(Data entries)
- - - - - - -
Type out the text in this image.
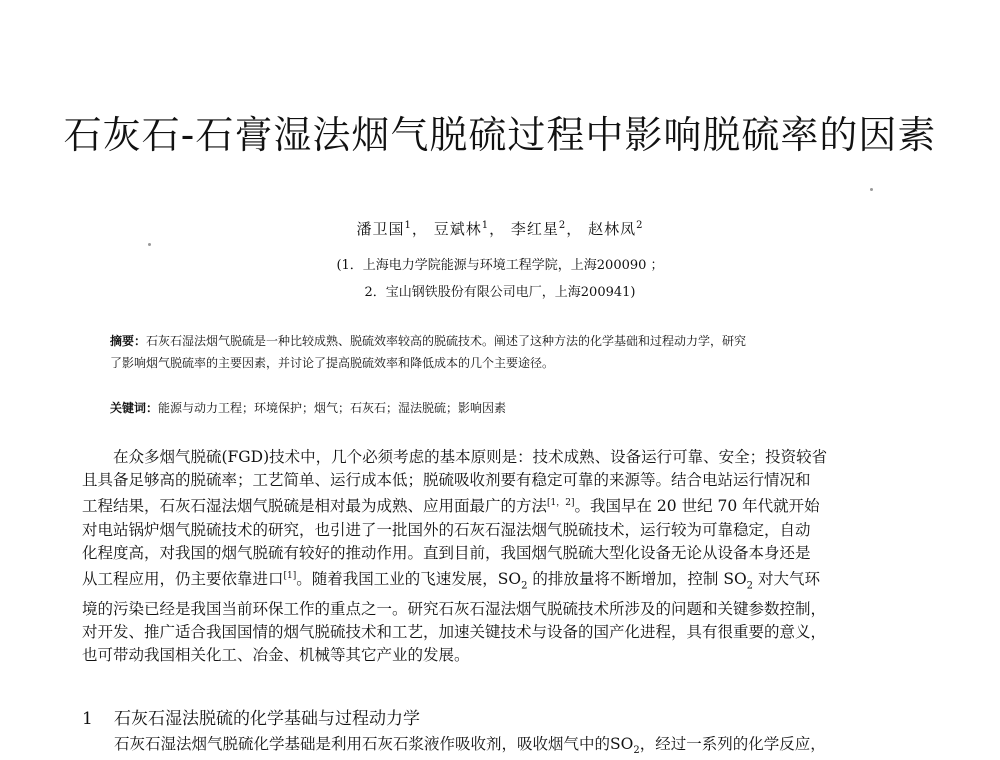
石灰石-石膏湿法烟气脱硫过程中影响脱硫率的因素
潘卫国$^1$， 豆斌林$^1$， 李红星$^2$， 赵林凤$^2$
(1．上海电力学院能源与环境工程学院，上海200090 ；
2．宝山钢铁股份有限公司电厂，上海200941)
摘要：石灰石湿法烟气脱硫是一种比较成熟、脱硫效率较高的脱硫技术。阐述了这种方法的化学基础和过程动力学，研究
了影响烟气脱硫率的主要因素，并讨论了提高脱硫效率和降低成本的几个主要途径。
关键词：能源与动力工程；环境保护；烟气；石灰石；湿法脱硫；影响因素
在众多烟气脱硫(FGD)技术中，几个必须考虑的基本原则是：技术成熟、设备运行可靠、安全；投资较省
且具备足够高的脱硫率；工艺简单、运行成本低；脱硫吸收剂要有稳定可靠的来源等。结合电站运行情况和
工程结果，石灰石湿法烟气脱硫是相对最为成熟、应用面最广的方法[1，2]。我国早在 20 世纪 70 年代就开始
对电站锅炉烟气脱硫技术的研究，也引进了一批国外的石灰石湿法烟气脱硫技术，运行较为可靠稳定，自动
化程度高，对我国的烟气脱硫有较好的推动作用。直到目前，我国烟气脱硫大型化设备无论从设备本身还是
从工程应用，仍主要依靠进口[1]。随着我国工业的飞速发展，$SO_2$ 的排放量将不断增加，控制 $SO_2$ 对大气环
境的污染已经是我国当前环保工作的重点之一。研究石灰石湿法烟气脱硫技术所涉及的问题和关键参数控制，
对开发、推广适合我国国情的烟气脱硫技术和工艺，加速关键技术与设备的国产化进程，具有很重要的意义，
也可带动我国相关化工、冶金、机械等其它产业的发展。
1 石灰石湿法脱硫的化学基础与过程动力学
石灰石湿法烟气脱硫化学基础是利用石灰石浆液作吸收剂，吸收烟气中的$SO_2$，经过一系列的化学反应，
- - - - - - -
Exercise description
Go through the listing above and write it all out exactly, leaving out any picture.

Task solution
Type out the text in this image.
石灰石-石膏湿法烟气脱硫过程中影响脱硫率的因素
潘卫国$^1$， 豆斌林$^1$， 李红星$^2$， 赵林凤$^2$
(1．上海电力学院能源与环境工程学院，上海200090 ；
2．宝山钢铁股份有限公司电厂，上海200941)
摘要：石灰石湿法烟气脱硫是一种比较成熟、脱硫效率较高的脱硫技术。阐述了这种方法的化学基础和过程动力学，研究
了影响烟气脱硫率的主要因素，并讨论了提高脱硫效率和降低成本的几个主要途径。
关键词：能源与动力工程；环境保护；烟气；石灰石；湿法脱硫；影响因素
在众多烟气脱硫(FGD)技术中，几个必须考虑的基本原则是：技术成熟、设备运行可靠、安全；投资较省
且具备足够高的脱硫率；工艺简单、运行成本低；脱硫吸收剂要有稳定可靠的来源等。结合电站运行情况和
工程结果，石灰石湿法烟气脱硫是相对最为成熟、应用面最广的方法[1，2]。我国早在 20 世纪 70 年代就开始
对电站锅炉烟气脱硫技术的研究，也引进了一批国外的石灰石湿法烟气脱硫技术，运行较为可靠稳定，自动
化程度高，对我国的烟气脱硫有较好的推动作用。直到目前，我国烟气脱硫大型化设备无论从设备本身还是
从工程应用，仍主要依靠进口[1]。随着我国工业的飞速发展，$SO_2$ 的排放量将不断增加，控制 $SO_2$ 对大气环
境的污染已经是我国当前环保工作的重点之一。研究石灰石湿法烟气脱硫技术所涉及的问题和关键参数控制，
对开发、推广适合我国国情的烟气脱硫技术和工艺，加速关键技术与设备的国产化进程，具有很重要的意义，
也可带动我国相关化工、冶金、机械等其它产业的发展。
1 石灰石湿法脱硫的化学基础与过程动力学
石灰石湿法烟气脱硫化学基础是利用石灰石浆液作吸收剂，吸收烟气中的$SO_2$，经过一系列的化学反应，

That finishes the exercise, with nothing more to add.